◆ EXERCISE DATA:
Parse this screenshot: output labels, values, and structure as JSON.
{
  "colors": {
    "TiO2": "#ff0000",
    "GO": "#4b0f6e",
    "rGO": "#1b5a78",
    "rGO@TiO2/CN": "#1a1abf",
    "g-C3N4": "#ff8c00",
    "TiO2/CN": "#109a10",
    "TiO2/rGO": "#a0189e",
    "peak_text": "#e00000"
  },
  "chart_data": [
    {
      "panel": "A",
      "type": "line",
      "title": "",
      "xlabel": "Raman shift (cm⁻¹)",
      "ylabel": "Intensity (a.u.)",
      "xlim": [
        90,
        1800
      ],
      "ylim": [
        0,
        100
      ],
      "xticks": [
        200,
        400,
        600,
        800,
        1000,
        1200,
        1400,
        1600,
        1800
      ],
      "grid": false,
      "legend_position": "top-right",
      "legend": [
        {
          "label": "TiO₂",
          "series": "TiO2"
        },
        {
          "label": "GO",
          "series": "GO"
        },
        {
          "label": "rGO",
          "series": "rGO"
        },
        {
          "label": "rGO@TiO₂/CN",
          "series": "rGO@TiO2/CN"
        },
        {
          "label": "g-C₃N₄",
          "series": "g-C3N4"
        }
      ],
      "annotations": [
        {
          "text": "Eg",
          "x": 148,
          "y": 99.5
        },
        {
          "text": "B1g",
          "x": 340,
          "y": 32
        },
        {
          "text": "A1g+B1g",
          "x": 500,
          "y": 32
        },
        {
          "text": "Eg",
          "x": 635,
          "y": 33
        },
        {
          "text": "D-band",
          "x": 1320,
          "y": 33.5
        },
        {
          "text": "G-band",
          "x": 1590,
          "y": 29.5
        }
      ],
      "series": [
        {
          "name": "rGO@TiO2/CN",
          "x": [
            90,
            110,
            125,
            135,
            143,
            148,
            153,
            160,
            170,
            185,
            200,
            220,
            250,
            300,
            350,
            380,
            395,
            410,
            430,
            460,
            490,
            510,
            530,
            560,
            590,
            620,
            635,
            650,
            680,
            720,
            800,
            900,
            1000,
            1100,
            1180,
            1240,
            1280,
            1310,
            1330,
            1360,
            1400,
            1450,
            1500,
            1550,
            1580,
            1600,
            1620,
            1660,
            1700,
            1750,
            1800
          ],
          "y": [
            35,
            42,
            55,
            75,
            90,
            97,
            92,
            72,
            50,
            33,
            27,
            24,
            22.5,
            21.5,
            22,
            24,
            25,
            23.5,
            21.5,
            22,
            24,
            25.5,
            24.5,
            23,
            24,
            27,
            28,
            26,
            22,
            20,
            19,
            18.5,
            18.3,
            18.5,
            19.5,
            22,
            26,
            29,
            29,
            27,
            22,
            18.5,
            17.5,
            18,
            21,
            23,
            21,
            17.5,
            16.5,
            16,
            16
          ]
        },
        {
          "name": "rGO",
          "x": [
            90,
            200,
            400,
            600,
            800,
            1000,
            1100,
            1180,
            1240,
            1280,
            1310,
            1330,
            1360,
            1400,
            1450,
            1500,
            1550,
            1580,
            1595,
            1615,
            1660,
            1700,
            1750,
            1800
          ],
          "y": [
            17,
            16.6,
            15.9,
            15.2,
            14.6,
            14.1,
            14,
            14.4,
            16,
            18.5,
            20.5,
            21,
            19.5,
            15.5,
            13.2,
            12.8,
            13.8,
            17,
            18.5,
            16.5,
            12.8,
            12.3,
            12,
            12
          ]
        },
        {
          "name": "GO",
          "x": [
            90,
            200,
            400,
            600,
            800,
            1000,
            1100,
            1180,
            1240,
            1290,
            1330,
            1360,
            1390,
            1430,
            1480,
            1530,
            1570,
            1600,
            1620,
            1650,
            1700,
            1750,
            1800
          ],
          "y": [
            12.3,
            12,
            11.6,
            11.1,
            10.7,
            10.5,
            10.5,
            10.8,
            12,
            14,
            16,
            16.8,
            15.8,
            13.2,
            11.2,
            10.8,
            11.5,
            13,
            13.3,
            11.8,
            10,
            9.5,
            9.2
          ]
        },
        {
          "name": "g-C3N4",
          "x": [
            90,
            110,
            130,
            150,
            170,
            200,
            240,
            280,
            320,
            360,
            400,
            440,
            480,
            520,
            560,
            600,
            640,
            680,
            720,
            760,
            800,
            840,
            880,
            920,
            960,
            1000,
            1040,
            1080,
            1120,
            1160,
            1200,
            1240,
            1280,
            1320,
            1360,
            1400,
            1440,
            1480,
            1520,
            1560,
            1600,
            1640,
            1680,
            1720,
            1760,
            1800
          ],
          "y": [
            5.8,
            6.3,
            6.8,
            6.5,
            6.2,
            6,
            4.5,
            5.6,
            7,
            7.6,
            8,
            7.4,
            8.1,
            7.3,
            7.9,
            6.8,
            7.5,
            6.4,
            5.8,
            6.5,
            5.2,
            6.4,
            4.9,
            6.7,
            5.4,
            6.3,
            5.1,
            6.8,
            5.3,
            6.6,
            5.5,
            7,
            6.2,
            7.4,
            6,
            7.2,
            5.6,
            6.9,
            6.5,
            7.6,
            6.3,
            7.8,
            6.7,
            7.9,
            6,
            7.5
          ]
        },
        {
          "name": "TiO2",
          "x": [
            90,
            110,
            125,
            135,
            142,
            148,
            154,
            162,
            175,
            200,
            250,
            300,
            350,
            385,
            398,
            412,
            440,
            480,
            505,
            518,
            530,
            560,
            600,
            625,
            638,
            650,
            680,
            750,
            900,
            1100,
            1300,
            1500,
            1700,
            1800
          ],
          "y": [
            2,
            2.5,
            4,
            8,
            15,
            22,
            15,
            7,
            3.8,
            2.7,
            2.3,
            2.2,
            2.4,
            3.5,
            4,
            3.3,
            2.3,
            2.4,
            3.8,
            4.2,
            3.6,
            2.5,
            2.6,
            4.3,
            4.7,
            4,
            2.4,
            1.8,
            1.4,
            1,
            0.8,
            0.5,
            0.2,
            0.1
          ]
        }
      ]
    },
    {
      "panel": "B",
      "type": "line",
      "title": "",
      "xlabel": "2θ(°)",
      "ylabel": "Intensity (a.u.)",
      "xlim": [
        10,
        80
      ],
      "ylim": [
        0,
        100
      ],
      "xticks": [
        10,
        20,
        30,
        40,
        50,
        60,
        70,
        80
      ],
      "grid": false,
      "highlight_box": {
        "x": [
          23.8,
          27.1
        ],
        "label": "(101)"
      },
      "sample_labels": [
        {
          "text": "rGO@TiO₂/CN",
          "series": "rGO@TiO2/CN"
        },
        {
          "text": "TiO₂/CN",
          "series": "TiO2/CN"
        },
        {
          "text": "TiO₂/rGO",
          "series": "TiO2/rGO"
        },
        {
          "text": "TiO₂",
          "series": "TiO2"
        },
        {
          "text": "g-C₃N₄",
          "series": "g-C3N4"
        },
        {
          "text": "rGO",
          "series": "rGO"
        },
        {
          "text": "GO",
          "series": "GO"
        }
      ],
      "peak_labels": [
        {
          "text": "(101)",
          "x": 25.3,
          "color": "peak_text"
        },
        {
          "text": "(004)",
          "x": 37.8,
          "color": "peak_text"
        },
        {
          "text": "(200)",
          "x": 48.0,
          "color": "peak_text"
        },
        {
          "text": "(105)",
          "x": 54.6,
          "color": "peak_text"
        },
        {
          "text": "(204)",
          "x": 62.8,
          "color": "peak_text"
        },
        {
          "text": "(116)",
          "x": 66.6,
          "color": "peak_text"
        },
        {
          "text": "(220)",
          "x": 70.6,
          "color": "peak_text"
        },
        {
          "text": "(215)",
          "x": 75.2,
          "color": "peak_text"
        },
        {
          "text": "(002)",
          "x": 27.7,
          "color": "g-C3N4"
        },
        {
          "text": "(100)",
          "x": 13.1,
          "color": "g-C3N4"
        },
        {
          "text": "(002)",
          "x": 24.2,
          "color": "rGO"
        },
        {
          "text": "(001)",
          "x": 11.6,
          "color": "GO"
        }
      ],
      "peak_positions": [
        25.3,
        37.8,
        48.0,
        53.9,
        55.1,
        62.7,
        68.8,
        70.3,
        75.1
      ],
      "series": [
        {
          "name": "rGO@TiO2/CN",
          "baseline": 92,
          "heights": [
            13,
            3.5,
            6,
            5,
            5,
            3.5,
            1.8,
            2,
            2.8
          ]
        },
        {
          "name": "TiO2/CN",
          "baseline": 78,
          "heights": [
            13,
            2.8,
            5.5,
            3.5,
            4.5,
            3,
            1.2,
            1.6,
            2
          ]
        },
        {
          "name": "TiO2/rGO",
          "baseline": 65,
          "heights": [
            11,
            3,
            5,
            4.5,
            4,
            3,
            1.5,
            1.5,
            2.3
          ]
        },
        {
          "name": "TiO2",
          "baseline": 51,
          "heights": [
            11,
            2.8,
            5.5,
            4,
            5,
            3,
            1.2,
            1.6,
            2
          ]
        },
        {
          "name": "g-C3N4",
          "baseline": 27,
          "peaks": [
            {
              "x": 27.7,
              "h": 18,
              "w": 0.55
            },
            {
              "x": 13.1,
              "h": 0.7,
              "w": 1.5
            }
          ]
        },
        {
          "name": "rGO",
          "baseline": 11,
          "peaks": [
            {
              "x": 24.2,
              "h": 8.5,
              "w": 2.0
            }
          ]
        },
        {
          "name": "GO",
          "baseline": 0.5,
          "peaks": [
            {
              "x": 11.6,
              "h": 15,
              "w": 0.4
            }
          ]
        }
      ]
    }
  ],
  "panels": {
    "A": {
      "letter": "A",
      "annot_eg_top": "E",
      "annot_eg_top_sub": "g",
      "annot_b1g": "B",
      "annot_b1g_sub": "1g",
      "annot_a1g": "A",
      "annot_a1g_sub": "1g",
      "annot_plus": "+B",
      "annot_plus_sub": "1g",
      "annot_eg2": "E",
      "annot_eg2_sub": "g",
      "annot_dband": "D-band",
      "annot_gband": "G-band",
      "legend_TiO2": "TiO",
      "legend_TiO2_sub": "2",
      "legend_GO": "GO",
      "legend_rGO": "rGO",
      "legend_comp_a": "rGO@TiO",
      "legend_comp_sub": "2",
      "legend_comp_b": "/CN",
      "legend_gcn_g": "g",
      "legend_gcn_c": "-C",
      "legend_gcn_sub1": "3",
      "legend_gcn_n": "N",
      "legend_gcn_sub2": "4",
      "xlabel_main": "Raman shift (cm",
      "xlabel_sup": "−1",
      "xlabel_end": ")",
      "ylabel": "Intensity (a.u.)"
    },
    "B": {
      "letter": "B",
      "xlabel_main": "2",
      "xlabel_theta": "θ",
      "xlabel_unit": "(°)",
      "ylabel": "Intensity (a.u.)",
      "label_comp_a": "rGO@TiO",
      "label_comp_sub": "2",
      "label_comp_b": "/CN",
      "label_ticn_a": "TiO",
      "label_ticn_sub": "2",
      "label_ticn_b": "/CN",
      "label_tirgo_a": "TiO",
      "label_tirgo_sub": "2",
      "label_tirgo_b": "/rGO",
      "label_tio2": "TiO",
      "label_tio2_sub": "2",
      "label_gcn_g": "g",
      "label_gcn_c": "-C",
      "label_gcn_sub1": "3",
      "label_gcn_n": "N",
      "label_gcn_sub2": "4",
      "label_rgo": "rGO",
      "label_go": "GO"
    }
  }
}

◆ TASK:
State how many lines of the listing hold the string "Raman"; reply with the number and nothing else.

◆ RESULT BELOW:
2